### REQUIREMENTS
Check each line for the string "marker". Give only the count of lines that have it.

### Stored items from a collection
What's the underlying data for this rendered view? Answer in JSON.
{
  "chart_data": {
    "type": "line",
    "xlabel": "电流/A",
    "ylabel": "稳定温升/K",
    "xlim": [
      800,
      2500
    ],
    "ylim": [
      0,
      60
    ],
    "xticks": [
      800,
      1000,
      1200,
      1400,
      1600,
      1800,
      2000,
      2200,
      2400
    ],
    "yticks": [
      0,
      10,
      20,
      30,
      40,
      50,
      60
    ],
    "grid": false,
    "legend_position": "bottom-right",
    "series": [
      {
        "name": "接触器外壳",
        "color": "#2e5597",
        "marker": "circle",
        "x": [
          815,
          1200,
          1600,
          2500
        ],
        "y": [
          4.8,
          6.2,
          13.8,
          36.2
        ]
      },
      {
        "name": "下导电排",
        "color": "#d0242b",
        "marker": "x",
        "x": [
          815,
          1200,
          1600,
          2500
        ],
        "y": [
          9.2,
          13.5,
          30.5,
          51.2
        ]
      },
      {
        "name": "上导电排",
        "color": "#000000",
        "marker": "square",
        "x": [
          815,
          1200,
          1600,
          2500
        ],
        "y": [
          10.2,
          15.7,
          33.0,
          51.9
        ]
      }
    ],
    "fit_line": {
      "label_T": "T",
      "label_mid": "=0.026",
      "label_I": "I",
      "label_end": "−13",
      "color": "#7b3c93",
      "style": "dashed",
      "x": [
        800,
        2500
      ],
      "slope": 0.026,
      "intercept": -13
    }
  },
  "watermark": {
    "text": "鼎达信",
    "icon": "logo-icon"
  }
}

### WORKED ANSWER
3